● **Written task**
Work out how many lines of the material below mention the word "this"; reply with the number only.

Data records:
## start

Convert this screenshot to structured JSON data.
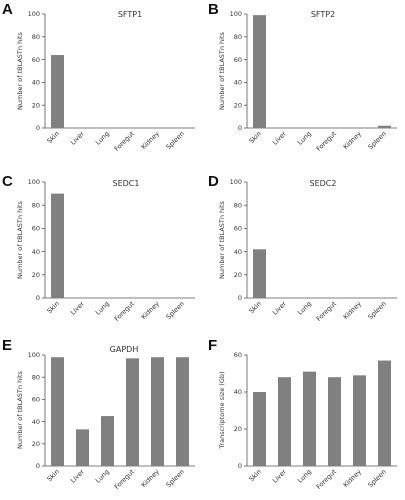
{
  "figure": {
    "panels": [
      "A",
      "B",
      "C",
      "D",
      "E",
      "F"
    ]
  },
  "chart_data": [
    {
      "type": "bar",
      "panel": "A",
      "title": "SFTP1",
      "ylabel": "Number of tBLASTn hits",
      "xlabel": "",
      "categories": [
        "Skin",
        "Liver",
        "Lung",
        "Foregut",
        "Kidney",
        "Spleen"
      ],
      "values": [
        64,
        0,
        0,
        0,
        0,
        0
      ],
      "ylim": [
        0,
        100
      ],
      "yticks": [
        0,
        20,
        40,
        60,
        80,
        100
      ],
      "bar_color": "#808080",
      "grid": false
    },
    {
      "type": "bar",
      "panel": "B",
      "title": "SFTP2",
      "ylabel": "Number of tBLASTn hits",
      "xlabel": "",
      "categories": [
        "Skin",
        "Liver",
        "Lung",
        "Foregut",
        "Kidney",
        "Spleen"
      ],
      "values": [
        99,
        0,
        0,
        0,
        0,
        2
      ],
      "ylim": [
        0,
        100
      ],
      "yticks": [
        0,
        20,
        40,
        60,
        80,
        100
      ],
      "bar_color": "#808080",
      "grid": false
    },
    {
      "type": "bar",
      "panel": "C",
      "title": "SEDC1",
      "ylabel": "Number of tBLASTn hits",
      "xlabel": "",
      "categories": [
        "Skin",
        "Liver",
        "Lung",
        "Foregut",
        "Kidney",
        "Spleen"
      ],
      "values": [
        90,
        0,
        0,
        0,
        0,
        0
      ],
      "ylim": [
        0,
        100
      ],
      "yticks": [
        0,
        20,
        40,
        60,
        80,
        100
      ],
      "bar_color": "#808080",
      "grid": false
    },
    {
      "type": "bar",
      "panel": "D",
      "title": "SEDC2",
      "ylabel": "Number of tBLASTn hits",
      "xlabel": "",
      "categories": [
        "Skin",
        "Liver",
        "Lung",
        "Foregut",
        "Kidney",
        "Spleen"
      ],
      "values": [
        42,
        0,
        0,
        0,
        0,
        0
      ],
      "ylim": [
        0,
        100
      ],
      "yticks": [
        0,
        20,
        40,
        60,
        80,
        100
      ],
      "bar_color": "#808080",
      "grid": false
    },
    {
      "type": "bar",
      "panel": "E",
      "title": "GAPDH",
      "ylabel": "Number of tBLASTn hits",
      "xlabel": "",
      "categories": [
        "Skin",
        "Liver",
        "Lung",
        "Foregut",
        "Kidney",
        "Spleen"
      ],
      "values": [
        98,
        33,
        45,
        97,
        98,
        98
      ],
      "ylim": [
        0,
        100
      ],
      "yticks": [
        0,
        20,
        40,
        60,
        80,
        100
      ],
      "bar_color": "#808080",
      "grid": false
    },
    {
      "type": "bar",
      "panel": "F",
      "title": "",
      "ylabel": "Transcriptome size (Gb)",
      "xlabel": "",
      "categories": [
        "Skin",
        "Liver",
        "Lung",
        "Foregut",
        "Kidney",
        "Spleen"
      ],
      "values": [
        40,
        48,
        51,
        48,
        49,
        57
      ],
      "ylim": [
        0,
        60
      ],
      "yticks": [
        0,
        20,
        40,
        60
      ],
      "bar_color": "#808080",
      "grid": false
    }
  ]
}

## end
## start

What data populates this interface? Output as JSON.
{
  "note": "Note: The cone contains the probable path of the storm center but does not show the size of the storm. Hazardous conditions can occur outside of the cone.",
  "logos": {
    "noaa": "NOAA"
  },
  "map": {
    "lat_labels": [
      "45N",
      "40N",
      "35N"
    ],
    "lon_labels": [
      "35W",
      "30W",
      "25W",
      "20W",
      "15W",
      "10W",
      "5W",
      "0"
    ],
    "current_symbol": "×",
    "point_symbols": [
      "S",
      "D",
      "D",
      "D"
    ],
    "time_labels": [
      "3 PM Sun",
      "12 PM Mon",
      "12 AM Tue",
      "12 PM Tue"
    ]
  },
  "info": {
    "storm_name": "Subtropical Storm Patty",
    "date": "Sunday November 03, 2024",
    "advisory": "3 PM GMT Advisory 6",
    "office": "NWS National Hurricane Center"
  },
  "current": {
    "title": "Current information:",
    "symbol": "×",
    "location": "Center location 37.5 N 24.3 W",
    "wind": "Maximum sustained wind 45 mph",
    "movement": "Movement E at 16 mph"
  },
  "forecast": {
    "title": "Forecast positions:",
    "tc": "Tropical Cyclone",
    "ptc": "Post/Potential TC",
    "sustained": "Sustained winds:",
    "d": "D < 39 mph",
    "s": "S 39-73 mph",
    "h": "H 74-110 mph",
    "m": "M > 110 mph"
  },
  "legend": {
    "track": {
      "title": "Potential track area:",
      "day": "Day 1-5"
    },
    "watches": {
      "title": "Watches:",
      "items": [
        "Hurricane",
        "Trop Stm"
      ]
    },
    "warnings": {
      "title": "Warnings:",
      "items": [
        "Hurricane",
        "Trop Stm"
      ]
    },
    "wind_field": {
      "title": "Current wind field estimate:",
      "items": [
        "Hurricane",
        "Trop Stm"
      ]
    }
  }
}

## end

● **Final result**
2